◆ **TASK TO CARRY OUT**
Reproduce the listing below in full and without alteration, apart from its pictures.

◆ **SUPPLIED ENTRIES**
○ ○ ○ ○ ○ ○ ○

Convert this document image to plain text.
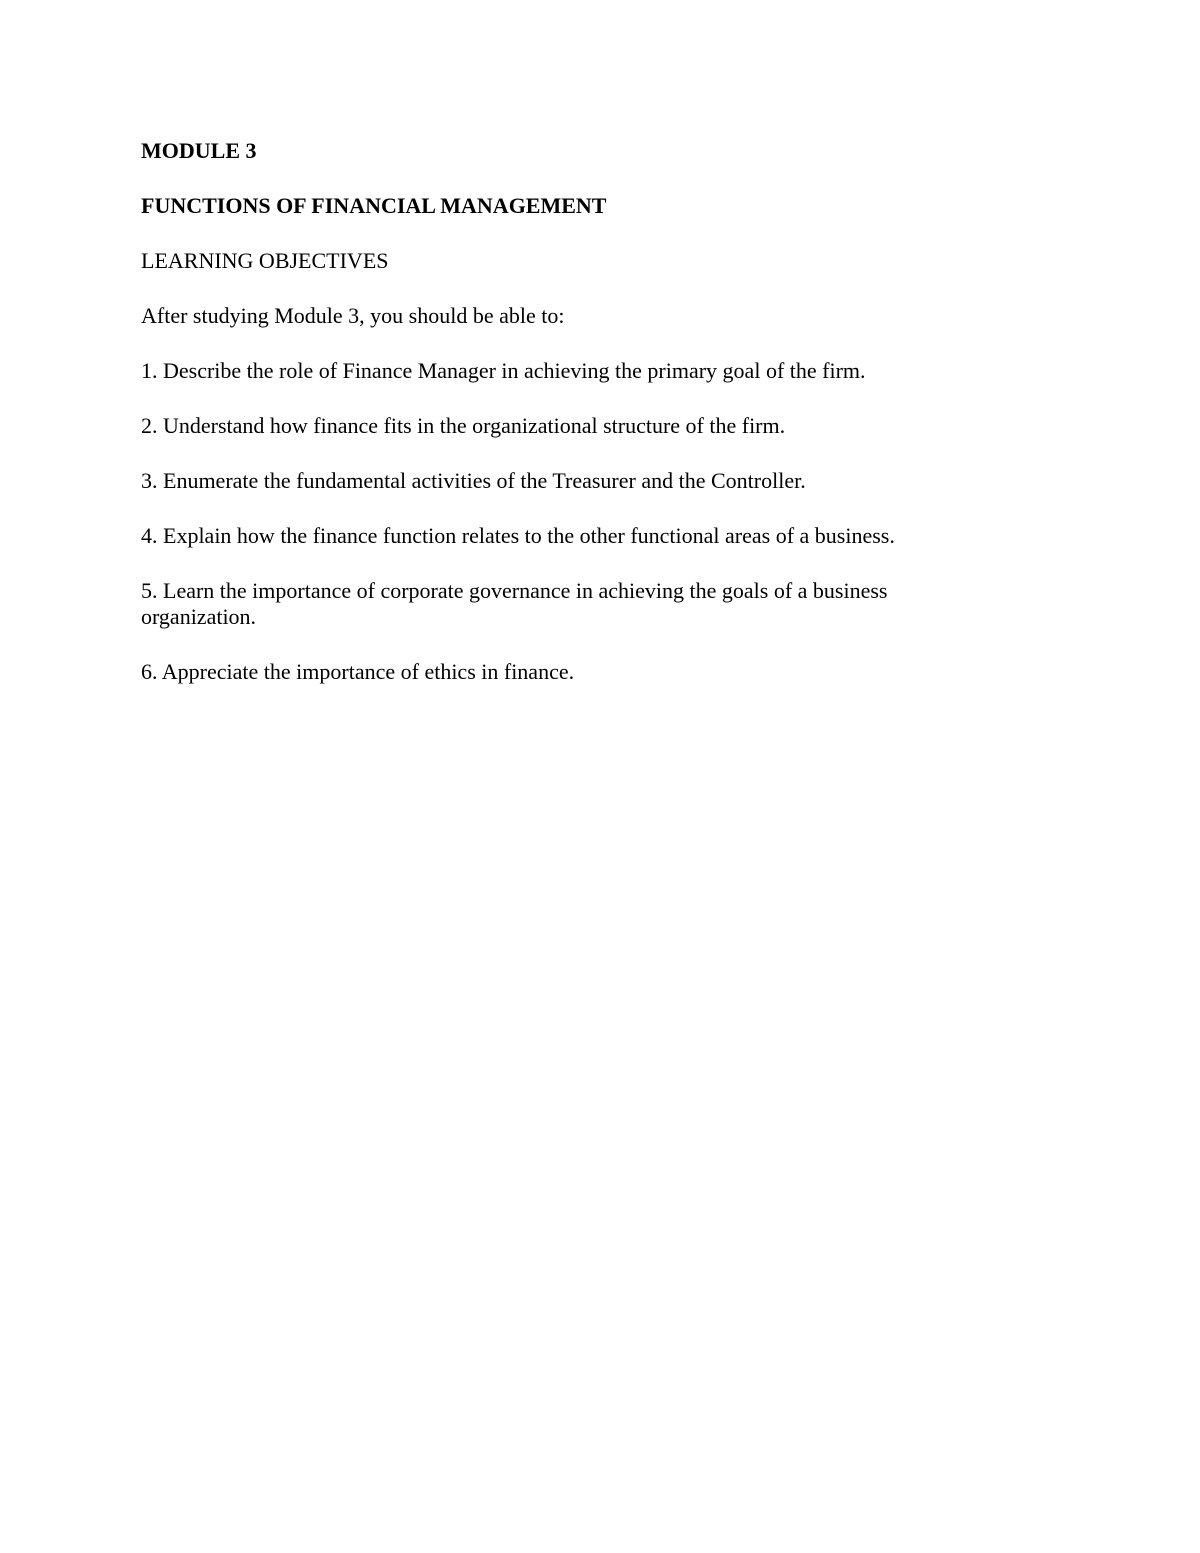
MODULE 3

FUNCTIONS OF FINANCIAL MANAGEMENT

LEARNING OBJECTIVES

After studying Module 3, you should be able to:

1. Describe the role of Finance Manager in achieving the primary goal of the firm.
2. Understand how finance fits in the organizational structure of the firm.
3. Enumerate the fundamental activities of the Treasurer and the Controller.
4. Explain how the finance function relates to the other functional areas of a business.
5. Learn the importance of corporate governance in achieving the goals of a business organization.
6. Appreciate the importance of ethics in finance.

○ ○ ○ ○ ○ ○ ○

◆ **IN RESPONSE**
Convert this document image to plain text.
MODULE 3

FUNCTIONS OF FINANCIAL MANAGEMENT

LEARNING OBJECTIVES

After studying Module 3, you should be able to:

1. Describe the role of Finance Manager in achieving the primary goal of the firm.
2. Understand how finance fits in the organizational structure of the firm.
3. Enumerate the fundamental activities of the Treasurer and the Controller.
4. Explain how the finance function relates to the other functional areas of a business.
5. Learn the importance of corporate governance in achieving the goals of a business organization.
6. Appreciate the importance of ethics in finance.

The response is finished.